WHAT TO WORK ON →
Search the material below for the word "structured". Copy every line that has it.

Records from a collection of figures
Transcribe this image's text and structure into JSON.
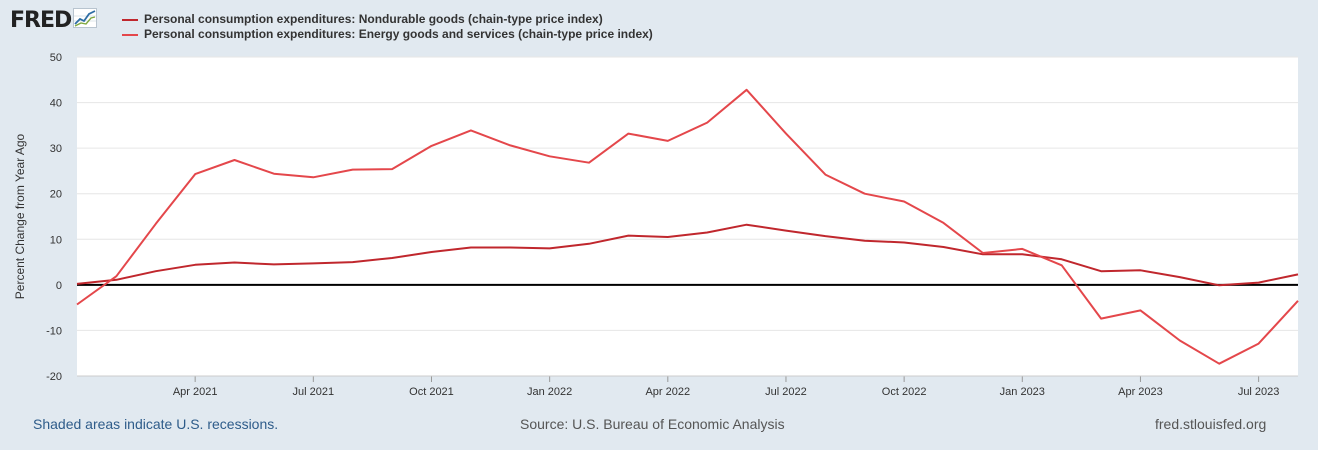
{
  "header": {
    "logo_text": "FRED",
    "logo_icon": "line-chart-icon"
  },
  "chart_data": {
    "type": "line",
    "ylabel": "Percent Change from Year Ago",
    "ylim": [
      -20,
      50
    ],
    "yticks": [
      50,
      40,
      30,
      20,
      10,
      0,
      -10,
      -20
    ],
    "x_dates": [
      "2021-01",
      "2021-02",
      "2021-03",
      "2021-04",
      "2021-05",
      "2021-06",
      "2021-07",
      "2021-08",
      "2021-09",
      "2021-10",
      "2021-11",
      "2021-12",
      "2022-01",
      "2022-02",
      "2022-03",
      "2022-04",
      "2022-05",
      "2022-06",
      "2022-07",
      "2022-08",
      "2022-09",
      "2022-10",
      "2022-11",
      "2022-12",
      "2023-01",
      "2023-02",
      "2023-03",
      "2023-04",
      "2023-05",
      "2023-06",
      "2023-07",
      "2023-08"
    ],
    "xtick_labels": [
      {
        "index": 3,
        "label": "Apr 2021"
      },
      {
        "index": 6,
        "label": "Jul 2021"
      },
      {
        "index": 9,
        "label": "Oct 2021"
      },
      {
        "index": 12,
        "label": "Jan 2022"
      },
      {
        "index": 15,
        "label": "Apr 2022"
      },
      {
        "index": 18,
        "label": "Jul 2022"
      },
      {
        "index": 21,
        "label": "Oct 2022"
      },
      {
        "index": 24,
        "label": "Jan 2023"
      },
      {
        "index": 27,
        "label": "Apr 2023"
      },
      {
        "index": 30,
        "label": "Jul 2023"
      }
    ],
    "series": [
      {
        "name": "Personal consumption expenditures: Nondurable goods (chain-type price index)",
        "color": "#c0272d",
        "values": [
          0.2,
          1.1,
          3.0,
          4.4,
          4.9,
          4.5,
          4.7,
          5.0,
          5.9,
          7.2,
          8.2,
          8.2,
          8.0,
          9.0,
          10.8,
          10.5,
          11.5,
          13.2,
          11.9,
          10.7,
          9.7,
          9.3,
          8.3,
          6.7,
          6.7,
          5.6,
          3.0,
          3.2,
          1.7,
          -0.1,
          0.5,
          2.3
        ]
      },
      {
        "name": "Personal consumption expenditures: Energy goods and services (chain-type price index)",
        "color": "#e4474b",
        "values": [
          -4.3,
          1.9,
          13.4,
          24.3,
          27.4,
          24.4,
          23.6,
          25.3,
          25.4,
          30.5,
          33.9,
          30.6,
          28.2,
          26.8,
          33.2,
          31.6,
          35.6,
          42.8,
          33.2,
          24.2,
          20.0,
          18.3,
          13.6,
          7.0,
          7.9,
          4.3,
          -7.4,
          -5.6,
          -12.2,
          -17.3,
          -12.9,
          -3.5
        ]
      }
    ]
  },
  "footer": {
    "recession_note": "Shaded areas indicate U.S. recessions.",
    "source": "Source: U.S. Bureau of Economic Analysis",
    "site": "fred.stlouisfed.org"
  }
}
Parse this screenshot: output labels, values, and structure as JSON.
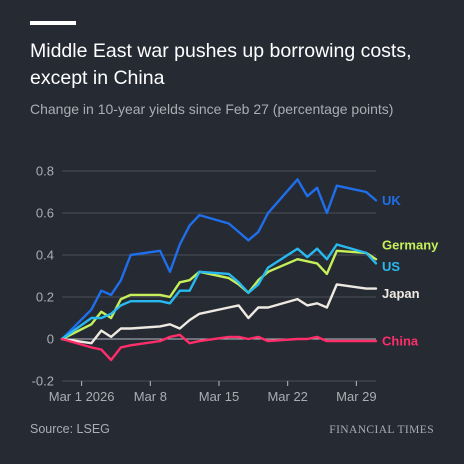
{
  "header": {
    "title": "Middle East war pushes up borrowing costs, except in China",
    "subtitle": "Change in 10-year yields since Feb 27 (percentage points)"
  },
  "footer": {
    "source": "Source: LSEG",
    "brand": "FINANCIAL TIMES"
  },
  "colors": {
    "background": "#262a33",
    "grid": "#4a4e57",
    "zero_line": "#b8bbc1",
    "text_muted": "#a9adb4"
  },
  "chart_data": {
    "type": "line",
    "title": "Middle East war pushes up borrowing costs, except in China",
    "subtitle": "Change in 10-year yields since Feb 27 (percentage points)",
    "xlabel": "",
    "ylabel": "",
    "grid": "horizontal",
    "xlim": [
      "2026-02-27",
      "2026-03-31"
    ],
    "ylim": [
      -0.2,
      0.8
    ],
    "yticks": [
      -0.2,
      0,
      0.2,
      0.4,
      0.6,
      0.8
    ],
    "ytick_labels": [
      "-0.2",
      "0",
      "0.2",
      "0.4",
      "0.6",
      "0.8"
    ],
    "xticks": [
      "2026-03-01",
      "2026-03-08",
      "2026-03-15",
      "2026-03-22",
      "2026-03-29"
    ],
    "xtick_labels": [
      "Mar 1 2026",
      "Mar 8",
      "Mar 15",
      "Mar 22",
      "Mar 29"
    ],
    "x": [
      "2026-02-27",
      "2026-03-02",
      "2026-03-03",
      "2026-03-04",
      "2026-03-05",
      "2026-03-06",
      "2026-03-09",
      "2026-03-10",
      "2026-03-11",
      "2026-03-12",
      "2026-03-13",
      "2026-03-16",
      "2026-03-17",
      "2026-03-18",
      "2026-03-19",
      "2026-03-20",
      "2026-03-23",
      "2026-03-24",
      "2026-03-25",
      "2026-03-26",
      "2026-03-27",
      "2026-03-30",
      "2026-03-31"
    ],
    "series": [
      {
        "name": "UK",
        "color": "#1f6feb",
        "values": [
          0,
          0.14,
          0.23,
          0.21,
          0.28,
          0.4,
          0.42,
          0.32,
          0.45,
          0.54,
          0.59,
          0.55,
          0.51,
          0.47,
          0.51,
          0.6,
          0.76,
          0.68,
          0.72,
          0.6,
          0.73,
          0.7,
          0.66
        ]
      },
      {
        "name": "Germany",
        "color": "#c6f05a",
        "values": [
          0,
          0.07,
          0.13,
          0.1,
          0.19,
          0.21,
          0.21,
          0.2,
          0.27,
          0.28,
          0.32,
          0.29,
          0.26,
          0.22,
          0.28,
          0.32,
          0.38,
          0.37,
          0.36,
          0.31,
          0.42,
          0.41,
          0.38
        ]
      },
      {
        "name": "US",
        "color": "#28b9f0",
        "values": [
          0,
          0.1,
          0.1,
          0.12,
          0.16,
          0.18,
          0.18,
          0.17,
          0.23,
          0.23,
          0.32,
          0.31,
          0.27,
          0.22,
          0.26,
          0.34,
          0.43,
          0.39,
          0.43,
          0.38,
          0.45,
          0.41,
          0.36
        ]
      },
      {
        "name": "Japan",
        "color": "#eeeae2",
        "values": [
          0,
          -0.02,
          0.04,
          0.01,
          0.05,
          0.05,
          0.06,
          0.07,
          0.05,
          0.09,
          0.12,
          0.15,
          0.16,
          0.1,
          0.15,
          0.15,
          0.19,
          0.16,
          0.17,
          0.15,
          0.26,
          0.24,
          0.24
        ]
      },
      {
        "name": "China",
        "color": "#ff2d6a",
        "values": [
          0,
          -0.04,
          -0.05,
          -0.1,
          -0.04,
          -0.03,
          -0.01,
          0.01,
          0.02,
          -0.02,
          -0.01,
          0.01,
          0.01,
          0.0,
          0.01,
          -0.01,
          0.0,
          0.0,
          0.01,
          -0.01,
          -0.01,
          -0.01,
          -0.01
        ]
      }
    ]
  }
}
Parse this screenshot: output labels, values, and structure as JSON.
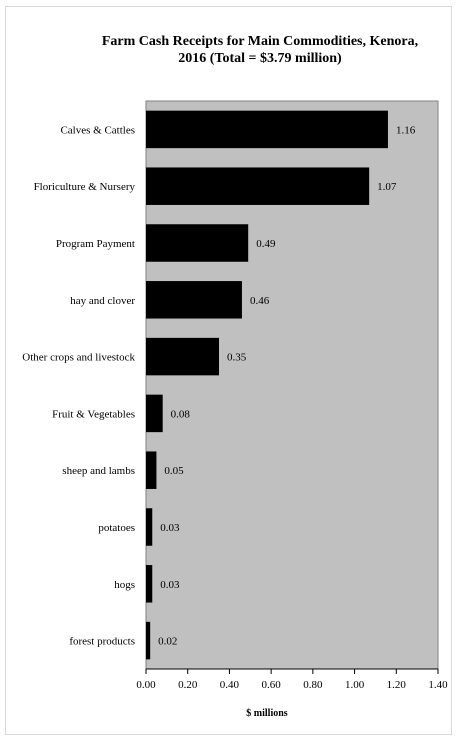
{
  "chart_data": {
    "type": "bar",
    "orientation": "horizontal",
    "title": "Farm Cash Receipts for Main Commodities, Kenora,\n2016 (Total = $3.79 million)",
    "xlabel": "$ millions",
    "ylabel": "",
    "xlim": [
      0,
      1.4
    ],
    "xticks": [
      "0.00",
      "0.20",
      "0.40",
      "0.60",
      "0.80",
      "1.00",
      "1.20",
      "1.40"
    ],
    "grid": false,
    "legend": "none",
    "plot_background": "#c0c0c0",
    "bar_color": "#000000",
    "categories": [
      "Calves & Cattles",
      "Floriculture & Nursery",
      "Program Payment",
      "hay and clover",
      "Other crops and livestock",
      "Fruit & Vegetables",
      "sheep and lambs",
      "potatoes",
      "hogs",
      "forest products"
    ],
    "values": [
      1.16,
      1.07,
      0.49,
      0.46,
      0.35,
      0.08,
      0.05,
      0.03,
      0.03,
      0.02
    ],
    "value_labels": [
      "1.16",
      "1.07",
      "0.49",
      "0.46",
      "0.35",
      "0.08",
      "0.05",
      "0.03",
      "0.03",
      "0.02"
    ]
  }
}
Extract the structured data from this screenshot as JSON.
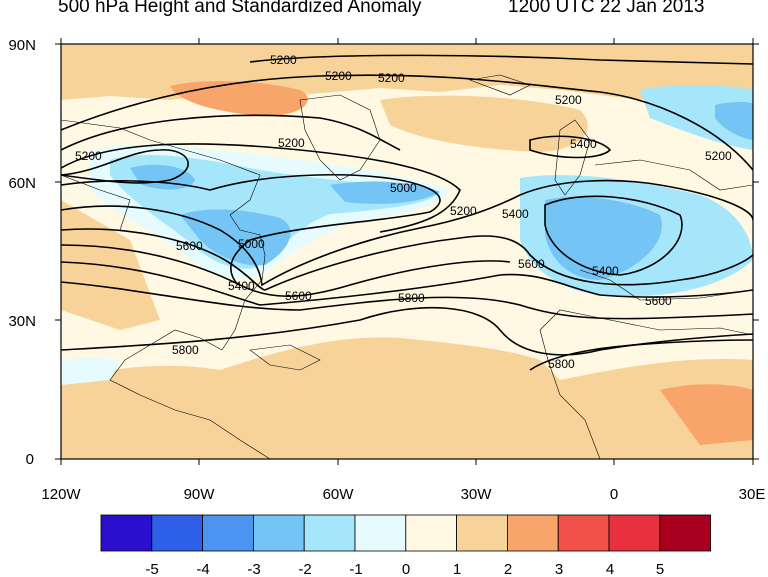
{
  "title": "500 hPa Height and Standardized Anomaly",
  "datetime": "1200 UTC 22 Jan 2013",
  "lat_labels": [
    "90N",
    "60N",
    "30N",
    "0"
  ],
  "lon_labels": [
    "120W",
    "90W",
    "60W",
    "30W",
    "0",
    "30E"
  ],
  "colorbar": {
    "labels": [
      "-5",
      "-4",
      "-3",
      "-2",
      "-1",
      "0",
      "1",
      "2",
      "3",
      "4",
      "5"
    ],
    "colors": [
      "#2a0fcf",
      "#2e5fe8",
      "#4c93f2",
      "#74c5f6",
      "#a6e6fb",
      "#e6fbfd",
      "#fff9e3",
      "#f7d39a",
      "#f7a56a",
      "#f0524a",
      "#e8313f",
      "#a8001e"
    ]
  },
  "contour_labels": [
    "5200",
    "5200",
    "5200",
    "5200",
    "5200",
    "5200",
    "5200",
    "5400",
    "5000",
    "5000",
    "5200",
    "5400",
    "5600",
    "5400",
    "5600",
    "5400",
    "5600",
    "5800",
    "5600",
    "5800",
    "5800"
  ]
}
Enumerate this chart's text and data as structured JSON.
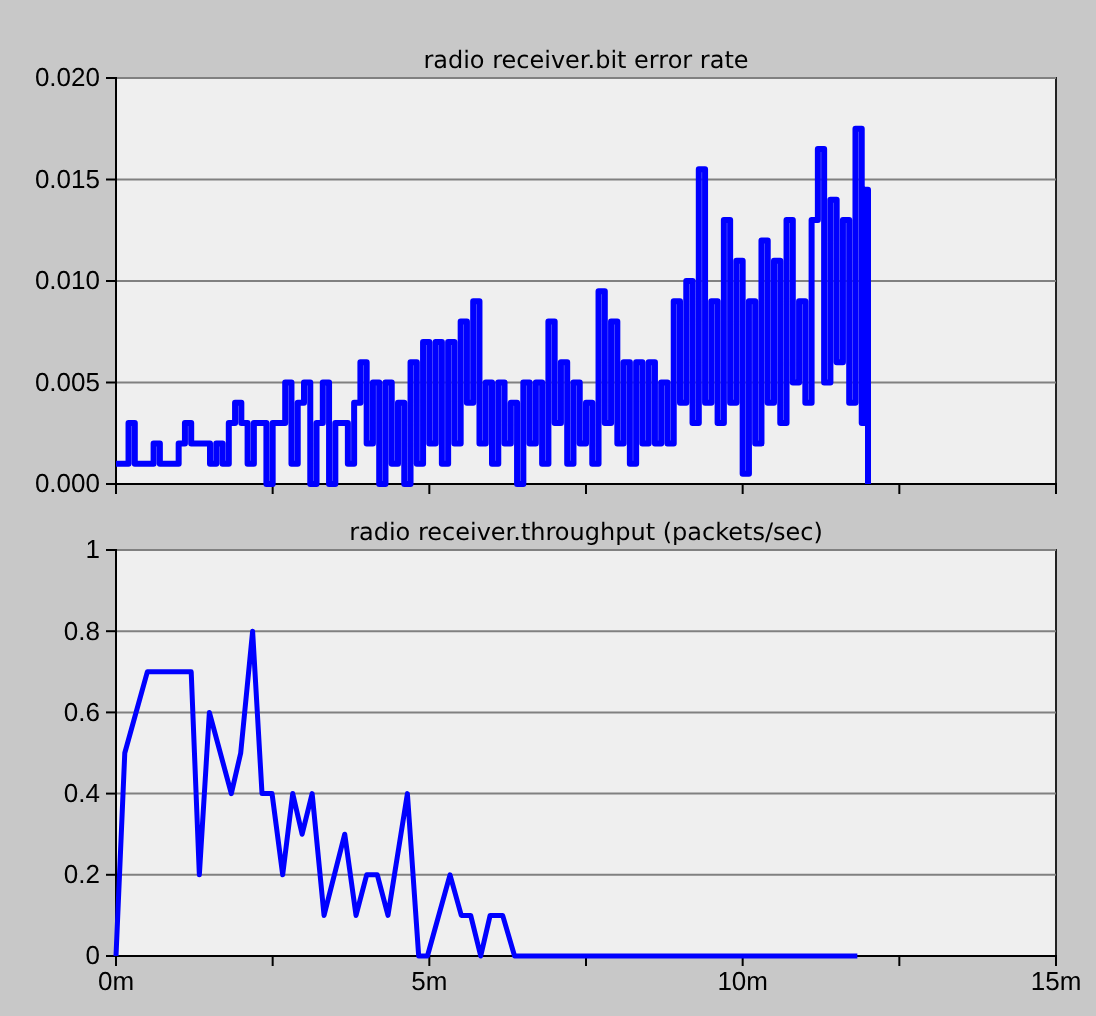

REPLY TO THE TASK →
Extract the structured data from this screenshot as JSON.
Enumerate this chart's text and data as structured JSON.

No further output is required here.